Stated goal: Gather up every line that includes the string "transação".
═════ Data section
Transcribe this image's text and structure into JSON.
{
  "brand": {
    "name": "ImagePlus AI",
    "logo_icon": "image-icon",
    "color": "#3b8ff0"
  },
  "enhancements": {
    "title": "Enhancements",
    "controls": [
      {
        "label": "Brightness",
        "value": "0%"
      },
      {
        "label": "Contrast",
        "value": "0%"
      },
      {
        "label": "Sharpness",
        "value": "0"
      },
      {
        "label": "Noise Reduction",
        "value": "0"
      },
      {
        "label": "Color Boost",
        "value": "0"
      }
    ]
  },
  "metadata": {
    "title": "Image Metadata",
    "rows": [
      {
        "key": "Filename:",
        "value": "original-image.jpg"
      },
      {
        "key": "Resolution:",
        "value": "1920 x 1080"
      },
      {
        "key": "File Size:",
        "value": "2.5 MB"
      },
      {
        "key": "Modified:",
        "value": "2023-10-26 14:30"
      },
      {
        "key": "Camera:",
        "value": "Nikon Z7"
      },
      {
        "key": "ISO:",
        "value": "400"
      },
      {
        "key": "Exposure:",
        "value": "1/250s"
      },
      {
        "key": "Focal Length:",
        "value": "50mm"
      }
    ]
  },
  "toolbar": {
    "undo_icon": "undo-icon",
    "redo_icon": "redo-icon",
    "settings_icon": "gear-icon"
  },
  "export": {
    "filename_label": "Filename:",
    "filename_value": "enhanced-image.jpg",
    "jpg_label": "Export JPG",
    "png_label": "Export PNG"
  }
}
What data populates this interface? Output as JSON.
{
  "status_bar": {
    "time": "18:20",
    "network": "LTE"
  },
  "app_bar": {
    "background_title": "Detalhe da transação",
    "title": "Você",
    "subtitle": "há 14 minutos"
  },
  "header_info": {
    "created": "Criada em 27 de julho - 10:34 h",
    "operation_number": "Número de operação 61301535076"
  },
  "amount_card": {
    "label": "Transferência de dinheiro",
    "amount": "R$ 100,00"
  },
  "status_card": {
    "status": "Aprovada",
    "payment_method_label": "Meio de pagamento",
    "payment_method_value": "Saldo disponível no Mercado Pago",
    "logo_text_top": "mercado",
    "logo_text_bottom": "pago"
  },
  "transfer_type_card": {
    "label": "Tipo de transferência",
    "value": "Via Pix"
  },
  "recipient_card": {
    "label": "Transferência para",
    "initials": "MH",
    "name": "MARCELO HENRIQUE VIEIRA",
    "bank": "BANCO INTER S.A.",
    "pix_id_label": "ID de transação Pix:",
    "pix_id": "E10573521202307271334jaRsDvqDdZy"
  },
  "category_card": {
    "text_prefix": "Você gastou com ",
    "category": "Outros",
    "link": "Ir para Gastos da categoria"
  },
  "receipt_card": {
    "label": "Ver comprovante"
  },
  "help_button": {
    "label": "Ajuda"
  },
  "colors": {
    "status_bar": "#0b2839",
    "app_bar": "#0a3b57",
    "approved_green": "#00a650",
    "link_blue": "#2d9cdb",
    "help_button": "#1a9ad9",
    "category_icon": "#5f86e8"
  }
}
══════════
Result:
    "background_title": "Detalhe da transação",
    "pix_id_label": "ID de transação Pix:",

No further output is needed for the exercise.